> _SUPPLIED PASSAGE_

+ + +

In these statements, I see the following (please feel free to post your own insights and perspective):
What the IVCF letters do well:
- They apologized in public, as well as directly and personally.
- They apologized quickly, without needing the duress of public opinion.
- They make sure to apologize for the event itself, addressing the specific act that created division.
- They do included the more common "sorry that we hurt you" statement, but as it is in addition to the apology for the act itself, I find it more appropriate then it is the sole offering.
- They also acknowledge of the reality of the pain they caused and the history it involves, rather than trying to diminish the feelings of those affected.
- They describe the steps they are taking to educated themselves about the nature, history, and context of the situation.
- They describe actions they are taking to right the wrong, as much as it can be.
- They commit to continuing efforts on these fronts, not just while it is on the public's mind.
- They acknowledge their short comings and that they have a long way to go.
What could have been better:
- Although I get that they were trying to demonstrate the organization's commitment to reconciliation, the statement about St. Louis seemed a little out of place--a little too "some of my best friends are black." If the MTU chapter itself had already established such a positive reputation of their campus, perhaps there would have been more room for mistakes as they learn and grown, and easier forgiveness when they needed it. Consider it a lesson in being proactive in building trusting relationships BEFORE we need to seek them from behind the eight ball.
- I would have liked them to be a little more specific in demonstrating their comprehension of why their actions were hurtful. It would have been nice to read clear confirmation that they came to a new understanding.
- They open the letter to the newspaper by explaining their own perspective and what they had intended to accomplish with the event. Although, this side of the story is definitely important to share, it felt weird that it was the first statment in the letter. It seemed seemed a little defensive--humility is of the upmost importance with these situations.
- I notice that even from those that I believe to be completely sincere, it is very difficult to convey genuine contrition after the fact. It is a challenge convey one's commitment in a way that sounds believable and not just trying to cover your butt. IVCF is sincere in it's letters, but would they be taken that way by someone whose first interaction with the group was hurtful? Yet another instance where we will have to rely of the grace of POCs to believe us when we say we really mean our apology.
IVCF is on the forefront of national Christian organizations working for reconciliation, but everyone will stumble on the way. Overall, I feel that IVCF did well in trying to rectify the situation. Fixing brokeness is hard. It just is. Let us not discourage each other, but rather let us reinforce one another's every effort at reconciliation and meet others where there at in their journey. Let us also pray that God uses both the original event and the dialogue that follows to challenge and radically grow MTU's campus.

+ + +

> _GIVEN INFORMATION_
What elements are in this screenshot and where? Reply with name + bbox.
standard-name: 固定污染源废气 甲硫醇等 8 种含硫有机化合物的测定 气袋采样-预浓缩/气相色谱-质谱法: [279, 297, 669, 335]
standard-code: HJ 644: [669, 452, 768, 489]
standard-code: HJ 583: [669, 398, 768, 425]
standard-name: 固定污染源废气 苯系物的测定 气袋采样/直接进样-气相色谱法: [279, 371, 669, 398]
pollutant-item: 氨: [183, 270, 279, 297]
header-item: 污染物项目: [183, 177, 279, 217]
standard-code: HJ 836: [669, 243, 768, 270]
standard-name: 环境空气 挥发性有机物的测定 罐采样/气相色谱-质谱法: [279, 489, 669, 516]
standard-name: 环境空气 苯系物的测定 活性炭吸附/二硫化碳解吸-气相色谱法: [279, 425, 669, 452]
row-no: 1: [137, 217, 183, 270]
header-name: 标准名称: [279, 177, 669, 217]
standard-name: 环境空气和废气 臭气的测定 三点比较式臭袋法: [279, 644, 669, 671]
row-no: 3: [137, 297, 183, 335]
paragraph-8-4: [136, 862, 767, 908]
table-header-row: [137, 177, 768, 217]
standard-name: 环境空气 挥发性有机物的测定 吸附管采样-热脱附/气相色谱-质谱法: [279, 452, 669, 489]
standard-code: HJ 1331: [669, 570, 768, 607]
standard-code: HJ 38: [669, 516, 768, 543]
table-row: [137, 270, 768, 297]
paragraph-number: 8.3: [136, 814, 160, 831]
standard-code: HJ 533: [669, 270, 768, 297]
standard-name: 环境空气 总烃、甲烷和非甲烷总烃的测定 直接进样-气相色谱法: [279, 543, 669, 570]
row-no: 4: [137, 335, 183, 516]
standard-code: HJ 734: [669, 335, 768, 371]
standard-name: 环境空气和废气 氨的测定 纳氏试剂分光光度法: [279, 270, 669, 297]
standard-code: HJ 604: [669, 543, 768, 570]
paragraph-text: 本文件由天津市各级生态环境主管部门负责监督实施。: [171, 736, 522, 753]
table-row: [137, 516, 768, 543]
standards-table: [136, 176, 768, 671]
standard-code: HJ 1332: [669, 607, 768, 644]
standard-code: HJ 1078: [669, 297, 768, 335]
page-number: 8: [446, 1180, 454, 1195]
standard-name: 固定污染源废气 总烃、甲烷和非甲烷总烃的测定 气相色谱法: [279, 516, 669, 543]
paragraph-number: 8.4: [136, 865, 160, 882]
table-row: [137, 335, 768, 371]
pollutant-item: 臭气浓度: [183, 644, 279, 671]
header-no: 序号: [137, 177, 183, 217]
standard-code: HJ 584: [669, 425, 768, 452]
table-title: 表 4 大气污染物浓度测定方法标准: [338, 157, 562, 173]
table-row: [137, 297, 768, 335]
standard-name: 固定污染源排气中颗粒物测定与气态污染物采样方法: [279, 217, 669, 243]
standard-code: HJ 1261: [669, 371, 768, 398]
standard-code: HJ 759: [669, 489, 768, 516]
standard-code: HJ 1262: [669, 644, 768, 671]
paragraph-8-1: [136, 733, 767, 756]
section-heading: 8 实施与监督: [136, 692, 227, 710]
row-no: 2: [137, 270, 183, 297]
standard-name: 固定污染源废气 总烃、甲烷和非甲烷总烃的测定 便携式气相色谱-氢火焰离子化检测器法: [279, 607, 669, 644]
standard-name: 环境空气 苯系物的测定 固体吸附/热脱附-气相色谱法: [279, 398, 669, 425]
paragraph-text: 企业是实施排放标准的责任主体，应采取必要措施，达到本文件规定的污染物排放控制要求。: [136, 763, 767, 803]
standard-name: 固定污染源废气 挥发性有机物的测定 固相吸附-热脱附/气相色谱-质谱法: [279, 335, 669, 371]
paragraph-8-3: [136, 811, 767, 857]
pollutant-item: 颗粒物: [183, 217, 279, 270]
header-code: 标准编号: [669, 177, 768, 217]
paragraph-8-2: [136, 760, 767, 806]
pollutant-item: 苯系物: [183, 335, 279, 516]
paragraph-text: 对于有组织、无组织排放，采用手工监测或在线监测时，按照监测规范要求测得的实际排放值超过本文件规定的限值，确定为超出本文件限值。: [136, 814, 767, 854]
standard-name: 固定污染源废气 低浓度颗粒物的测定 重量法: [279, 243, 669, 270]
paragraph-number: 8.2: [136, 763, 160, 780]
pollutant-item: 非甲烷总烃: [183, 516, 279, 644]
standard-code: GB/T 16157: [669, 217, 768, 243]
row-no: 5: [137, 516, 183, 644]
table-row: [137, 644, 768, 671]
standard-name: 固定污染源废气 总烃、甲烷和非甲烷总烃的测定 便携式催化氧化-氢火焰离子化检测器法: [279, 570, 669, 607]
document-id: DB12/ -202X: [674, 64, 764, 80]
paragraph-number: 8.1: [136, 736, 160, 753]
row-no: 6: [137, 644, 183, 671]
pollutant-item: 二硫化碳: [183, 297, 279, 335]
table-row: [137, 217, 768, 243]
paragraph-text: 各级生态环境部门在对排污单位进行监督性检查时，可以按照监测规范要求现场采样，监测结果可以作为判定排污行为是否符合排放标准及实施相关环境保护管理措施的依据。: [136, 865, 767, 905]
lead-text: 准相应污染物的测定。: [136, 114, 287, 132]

+ + +

> _PROMPT 1_
Repeat the commentary on the IVCF apologies between "In these statements, I" and "that created division.", inclusive.
> _PROMPT 2_
Answer these questions from the commentary on the IVCF apologies:
(a) With what does the letter to the newspaper open?
(b) Which chapter does the commentary name?
(c) What position does it give IVCF among national Christian organizations working for reconciliation?
The entries have no connection to the text.

> _WRITTEN REPLY 1_
In these statements, I see the following (please feel free to post your own insights and perspective):
What the IVCF letters do well:
- They apologized in public, as well as directly and personally.
- They apologized quickly, without needing the duress of public opinion.
- They make sure to apologize for the event itself, addressing the specific act that created division.

> _WRITTEN REPLY 2_
(a) An explanation of their own perspective and what they had intended to accomplish with the event.
(b) The MTU chapter.
(c) The forefront.